— YOUR INSTRUCTIONS —
Copy every line that mentions the word "this".

— WORKING DATA —
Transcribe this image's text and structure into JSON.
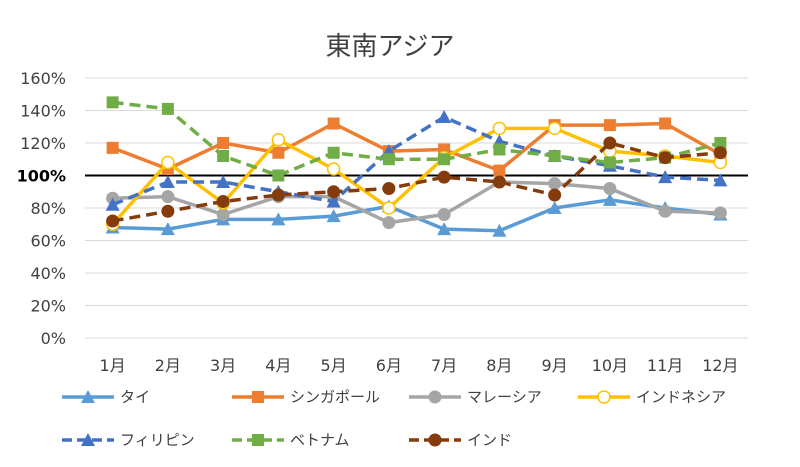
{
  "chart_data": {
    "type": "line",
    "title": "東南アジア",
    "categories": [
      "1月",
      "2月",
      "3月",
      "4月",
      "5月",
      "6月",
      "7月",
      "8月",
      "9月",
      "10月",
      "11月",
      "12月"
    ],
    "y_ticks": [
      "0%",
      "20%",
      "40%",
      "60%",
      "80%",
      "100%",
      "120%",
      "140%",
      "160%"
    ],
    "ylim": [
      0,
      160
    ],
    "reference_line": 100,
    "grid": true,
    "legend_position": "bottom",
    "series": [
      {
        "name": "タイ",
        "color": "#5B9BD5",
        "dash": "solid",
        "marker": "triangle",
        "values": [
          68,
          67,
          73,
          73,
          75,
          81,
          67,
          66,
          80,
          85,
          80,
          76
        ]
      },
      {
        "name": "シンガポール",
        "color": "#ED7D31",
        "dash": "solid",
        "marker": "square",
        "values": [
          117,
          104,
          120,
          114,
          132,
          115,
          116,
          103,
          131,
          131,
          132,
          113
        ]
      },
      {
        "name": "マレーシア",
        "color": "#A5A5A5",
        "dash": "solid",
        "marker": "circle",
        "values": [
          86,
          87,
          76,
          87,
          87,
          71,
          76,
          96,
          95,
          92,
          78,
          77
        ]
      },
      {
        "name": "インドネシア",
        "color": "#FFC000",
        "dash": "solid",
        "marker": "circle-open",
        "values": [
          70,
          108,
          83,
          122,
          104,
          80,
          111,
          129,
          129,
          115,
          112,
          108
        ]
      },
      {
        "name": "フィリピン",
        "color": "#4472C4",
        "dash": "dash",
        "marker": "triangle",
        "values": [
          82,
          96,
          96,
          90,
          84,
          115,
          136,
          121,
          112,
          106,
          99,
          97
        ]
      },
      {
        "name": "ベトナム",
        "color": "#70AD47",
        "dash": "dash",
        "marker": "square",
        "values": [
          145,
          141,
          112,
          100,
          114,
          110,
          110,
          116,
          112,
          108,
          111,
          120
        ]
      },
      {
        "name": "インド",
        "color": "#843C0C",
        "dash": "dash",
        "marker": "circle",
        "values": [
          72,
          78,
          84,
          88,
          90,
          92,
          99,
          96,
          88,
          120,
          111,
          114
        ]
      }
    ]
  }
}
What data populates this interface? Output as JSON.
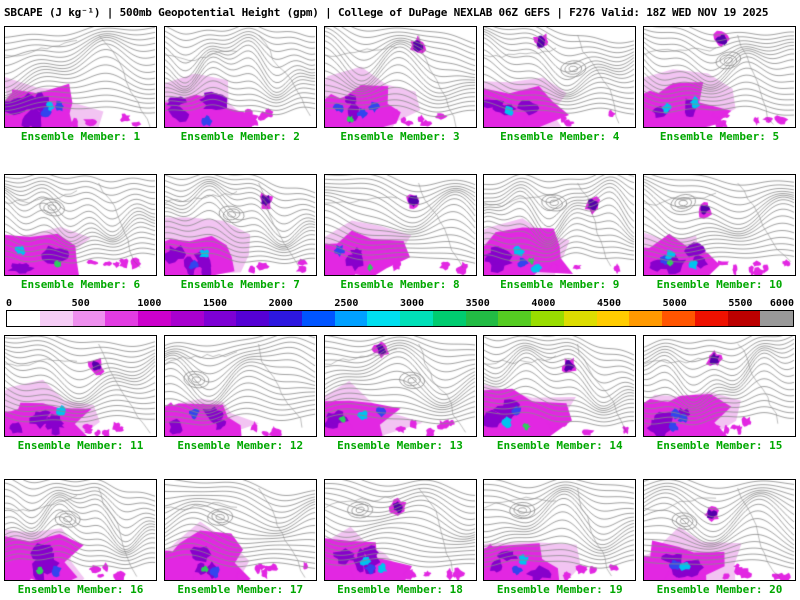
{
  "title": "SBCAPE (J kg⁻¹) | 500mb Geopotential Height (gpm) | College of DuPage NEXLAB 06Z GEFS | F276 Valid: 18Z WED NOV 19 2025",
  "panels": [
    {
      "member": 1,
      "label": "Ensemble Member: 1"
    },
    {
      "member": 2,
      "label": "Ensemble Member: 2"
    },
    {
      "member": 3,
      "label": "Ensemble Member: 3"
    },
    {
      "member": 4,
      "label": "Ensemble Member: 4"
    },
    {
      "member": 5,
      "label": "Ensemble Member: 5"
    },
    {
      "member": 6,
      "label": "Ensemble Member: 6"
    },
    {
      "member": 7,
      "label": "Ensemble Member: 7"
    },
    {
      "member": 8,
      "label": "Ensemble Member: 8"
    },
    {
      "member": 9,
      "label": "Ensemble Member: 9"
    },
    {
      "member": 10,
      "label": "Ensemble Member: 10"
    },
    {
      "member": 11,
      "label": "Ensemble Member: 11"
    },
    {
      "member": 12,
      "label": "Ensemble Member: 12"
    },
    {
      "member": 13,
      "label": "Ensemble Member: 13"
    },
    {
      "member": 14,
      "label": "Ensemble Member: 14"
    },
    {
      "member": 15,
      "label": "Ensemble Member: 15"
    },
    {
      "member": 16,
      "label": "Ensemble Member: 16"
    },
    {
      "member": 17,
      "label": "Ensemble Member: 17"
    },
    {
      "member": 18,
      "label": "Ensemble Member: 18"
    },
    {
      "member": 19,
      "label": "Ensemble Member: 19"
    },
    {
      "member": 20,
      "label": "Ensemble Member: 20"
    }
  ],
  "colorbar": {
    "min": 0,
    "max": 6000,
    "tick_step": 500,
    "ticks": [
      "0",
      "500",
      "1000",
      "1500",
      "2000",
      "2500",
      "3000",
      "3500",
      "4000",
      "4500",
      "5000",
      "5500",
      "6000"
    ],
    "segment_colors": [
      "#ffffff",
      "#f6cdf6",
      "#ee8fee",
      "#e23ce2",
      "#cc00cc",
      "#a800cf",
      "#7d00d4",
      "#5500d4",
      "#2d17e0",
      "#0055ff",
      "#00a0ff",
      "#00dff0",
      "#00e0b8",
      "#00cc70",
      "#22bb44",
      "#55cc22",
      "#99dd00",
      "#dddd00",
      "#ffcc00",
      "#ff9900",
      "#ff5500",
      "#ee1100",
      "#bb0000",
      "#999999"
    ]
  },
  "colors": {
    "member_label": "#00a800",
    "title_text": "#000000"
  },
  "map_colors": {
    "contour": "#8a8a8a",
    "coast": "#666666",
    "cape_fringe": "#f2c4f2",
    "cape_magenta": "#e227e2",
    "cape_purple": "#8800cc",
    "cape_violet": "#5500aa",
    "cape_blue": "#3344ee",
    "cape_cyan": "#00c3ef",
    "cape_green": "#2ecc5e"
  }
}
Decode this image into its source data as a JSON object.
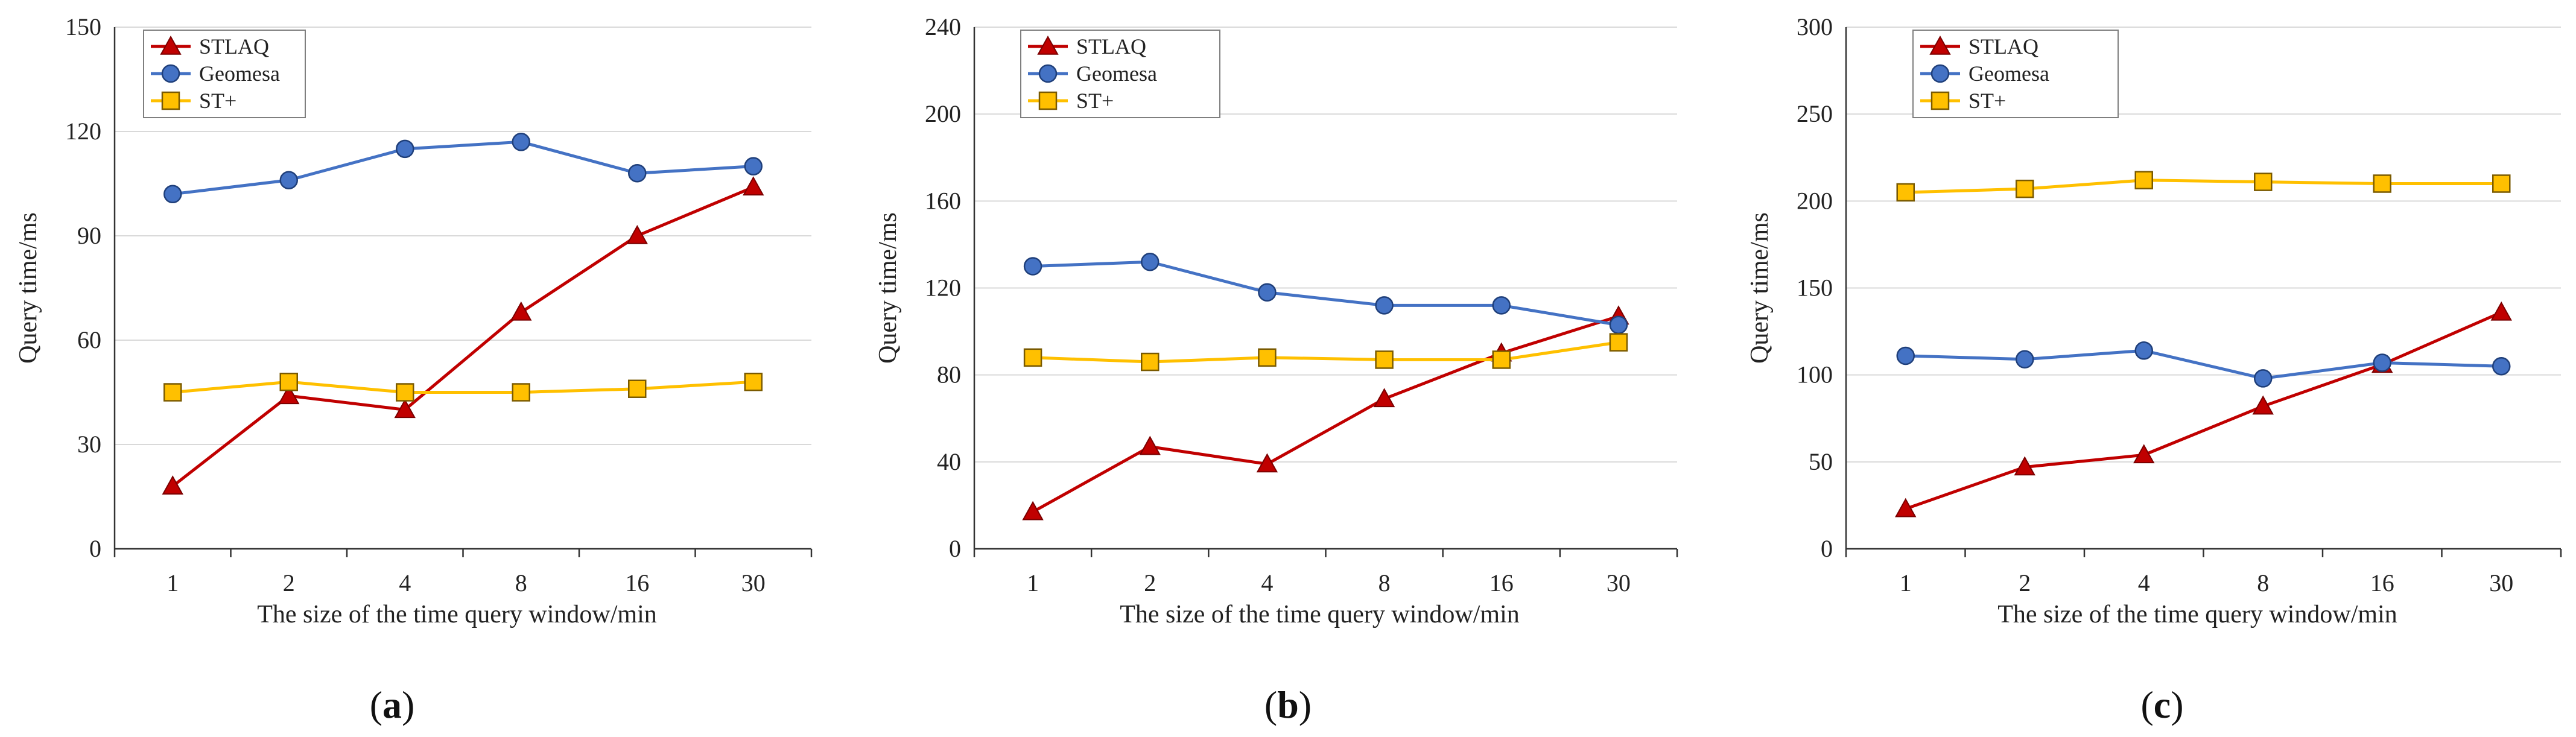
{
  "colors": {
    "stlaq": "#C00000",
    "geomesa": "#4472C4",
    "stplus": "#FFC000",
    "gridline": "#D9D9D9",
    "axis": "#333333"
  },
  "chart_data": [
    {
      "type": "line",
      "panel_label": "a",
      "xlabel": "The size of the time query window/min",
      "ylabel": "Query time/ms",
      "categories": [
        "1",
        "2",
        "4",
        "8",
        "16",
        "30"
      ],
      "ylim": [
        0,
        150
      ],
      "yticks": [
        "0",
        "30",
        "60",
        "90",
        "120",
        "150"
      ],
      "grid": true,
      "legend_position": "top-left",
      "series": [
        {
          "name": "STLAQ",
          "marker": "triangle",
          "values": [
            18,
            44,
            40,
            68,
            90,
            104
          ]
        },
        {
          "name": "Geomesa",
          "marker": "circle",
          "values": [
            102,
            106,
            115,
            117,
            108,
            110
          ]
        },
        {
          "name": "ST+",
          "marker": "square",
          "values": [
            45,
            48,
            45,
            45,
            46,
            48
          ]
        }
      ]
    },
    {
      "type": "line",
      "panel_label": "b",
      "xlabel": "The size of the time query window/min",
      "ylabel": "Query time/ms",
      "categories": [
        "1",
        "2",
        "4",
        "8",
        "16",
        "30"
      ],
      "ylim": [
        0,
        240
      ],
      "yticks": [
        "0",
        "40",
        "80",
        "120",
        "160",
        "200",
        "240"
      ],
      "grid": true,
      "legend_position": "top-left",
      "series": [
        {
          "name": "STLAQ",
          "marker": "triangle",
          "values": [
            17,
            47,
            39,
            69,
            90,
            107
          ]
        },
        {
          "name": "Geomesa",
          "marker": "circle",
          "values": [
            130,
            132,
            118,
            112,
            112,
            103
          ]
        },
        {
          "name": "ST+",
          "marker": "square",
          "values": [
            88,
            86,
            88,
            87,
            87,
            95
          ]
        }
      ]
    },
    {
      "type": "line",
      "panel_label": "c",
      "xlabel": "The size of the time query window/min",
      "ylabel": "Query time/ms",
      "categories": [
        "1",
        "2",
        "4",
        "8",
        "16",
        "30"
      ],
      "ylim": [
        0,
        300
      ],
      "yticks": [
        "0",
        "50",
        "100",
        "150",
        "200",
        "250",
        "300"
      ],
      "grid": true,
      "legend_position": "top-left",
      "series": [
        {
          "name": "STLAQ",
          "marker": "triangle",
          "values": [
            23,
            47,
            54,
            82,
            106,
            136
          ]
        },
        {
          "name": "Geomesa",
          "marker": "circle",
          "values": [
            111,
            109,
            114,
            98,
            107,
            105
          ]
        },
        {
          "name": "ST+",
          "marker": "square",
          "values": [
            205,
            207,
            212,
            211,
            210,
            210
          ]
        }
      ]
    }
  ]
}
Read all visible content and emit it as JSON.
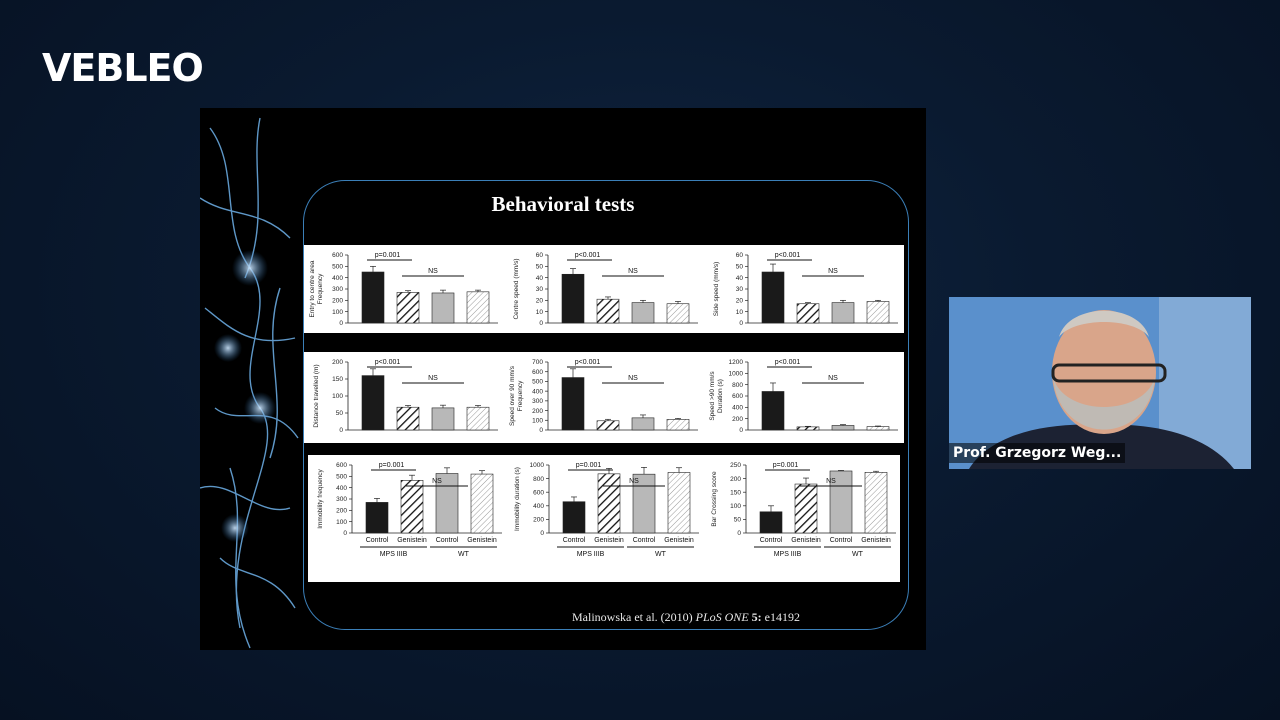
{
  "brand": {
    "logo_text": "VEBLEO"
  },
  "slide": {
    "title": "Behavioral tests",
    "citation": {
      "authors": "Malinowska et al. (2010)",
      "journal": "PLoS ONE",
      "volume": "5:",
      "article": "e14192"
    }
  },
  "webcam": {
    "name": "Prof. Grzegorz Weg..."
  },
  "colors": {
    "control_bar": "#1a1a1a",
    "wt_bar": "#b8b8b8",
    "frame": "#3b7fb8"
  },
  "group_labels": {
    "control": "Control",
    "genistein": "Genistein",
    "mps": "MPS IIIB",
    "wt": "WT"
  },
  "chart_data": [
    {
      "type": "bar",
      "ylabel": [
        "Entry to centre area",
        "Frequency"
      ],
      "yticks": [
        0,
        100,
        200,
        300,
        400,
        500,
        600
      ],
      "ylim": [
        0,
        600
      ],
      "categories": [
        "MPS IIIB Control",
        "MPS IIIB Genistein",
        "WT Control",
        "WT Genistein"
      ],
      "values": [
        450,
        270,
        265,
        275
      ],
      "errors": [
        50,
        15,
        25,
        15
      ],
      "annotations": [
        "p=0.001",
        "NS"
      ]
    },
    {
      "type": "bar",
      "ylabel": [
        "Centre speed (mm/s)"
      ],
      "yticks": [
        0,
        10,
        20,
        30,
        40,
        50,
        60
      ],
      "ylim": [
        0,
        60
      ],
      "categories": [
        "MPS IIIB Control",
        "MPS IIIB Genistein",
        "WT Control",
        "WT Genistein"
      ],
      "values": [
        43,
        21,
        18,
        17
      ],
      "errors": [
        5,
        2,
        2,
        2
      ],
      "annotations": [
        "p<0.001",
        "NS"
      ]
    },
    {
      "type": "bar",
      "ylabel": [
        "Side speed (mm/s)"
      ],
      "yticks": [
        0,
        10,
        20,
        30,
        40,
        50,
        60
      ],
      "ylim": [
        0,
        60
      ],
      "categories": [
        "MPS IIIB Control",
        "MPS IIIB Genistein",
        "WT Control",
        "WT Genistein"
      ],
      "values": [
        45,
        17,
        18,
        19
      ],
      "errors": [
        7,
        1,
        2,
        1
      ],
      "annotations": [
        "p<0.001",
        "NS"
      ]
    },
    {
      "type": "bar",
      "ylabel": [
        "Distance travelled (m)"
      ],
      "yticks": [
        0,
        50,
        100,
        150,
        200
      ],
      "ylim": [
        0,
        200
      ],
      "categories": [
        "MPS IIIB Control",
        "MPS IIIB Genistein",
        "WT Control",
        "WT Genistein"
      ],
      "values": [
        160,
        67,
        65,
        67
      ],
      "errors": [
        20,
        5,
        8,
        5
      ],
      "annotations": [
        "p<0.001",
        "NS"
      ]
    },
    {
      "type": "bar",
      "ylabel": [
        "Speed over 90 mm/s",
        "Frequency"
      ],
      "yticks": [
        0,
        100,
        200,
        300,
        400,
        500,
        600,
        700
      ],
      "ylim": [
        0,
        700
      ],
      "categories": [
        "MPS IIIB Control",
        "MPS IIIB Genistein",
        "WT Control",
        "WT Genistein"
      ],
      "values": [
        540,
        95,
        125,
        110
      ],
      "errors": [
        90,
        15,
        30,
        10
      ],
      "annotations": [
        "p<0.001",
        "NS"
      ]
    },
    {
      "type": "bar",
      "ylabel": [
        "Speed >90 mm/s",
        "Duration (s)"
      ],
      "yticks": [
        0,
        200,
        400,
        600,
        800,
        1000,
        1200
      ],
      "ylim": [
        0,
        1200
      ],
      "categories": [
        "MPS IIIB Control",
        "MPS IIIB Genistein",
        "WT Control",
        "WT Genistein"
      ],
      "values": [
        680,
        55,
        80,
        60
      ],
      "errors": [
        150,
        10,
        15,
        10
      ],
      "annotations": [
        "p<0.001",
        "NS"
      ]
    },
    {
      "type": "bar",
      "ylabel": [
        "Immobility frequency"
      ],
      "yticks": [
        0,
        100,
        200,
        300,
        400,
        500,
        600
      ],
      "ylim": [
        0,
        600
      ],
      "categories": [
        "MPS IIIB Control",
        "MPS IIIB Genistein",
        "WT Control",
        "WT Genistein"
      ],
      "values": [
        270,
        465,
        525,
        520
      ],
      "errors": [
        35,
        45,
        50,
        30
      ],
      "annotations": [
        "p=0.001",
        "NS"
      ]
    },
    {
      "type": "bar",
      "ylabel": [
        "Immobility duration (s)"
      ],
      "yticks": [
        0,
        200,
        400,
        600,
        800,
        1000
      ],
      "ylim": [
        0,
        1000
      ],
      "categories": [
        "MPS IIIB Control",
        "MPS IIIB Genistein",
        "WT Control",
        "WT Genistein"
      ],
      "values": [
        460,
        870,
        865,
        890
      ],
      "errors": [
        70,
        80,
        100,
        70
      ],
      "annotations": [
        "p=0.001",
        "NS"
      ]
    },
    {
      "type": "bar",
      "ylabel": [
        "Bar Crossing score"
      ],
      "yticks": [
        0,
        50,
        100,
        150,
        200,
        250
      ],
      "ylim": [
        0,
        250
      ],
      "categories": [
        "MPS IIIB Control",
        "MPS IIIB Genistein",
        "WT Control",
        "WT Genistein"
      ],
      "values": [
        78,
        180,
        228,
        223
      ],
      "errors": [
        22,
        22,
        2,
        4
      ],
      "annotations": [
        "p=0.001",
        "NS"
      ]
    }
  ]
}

— WORKED SOLUTION —
Transcribe this image's text and structure into JSON.
What data populates this interface? Output as JSON.
Decode this image into its source data as a JSON object.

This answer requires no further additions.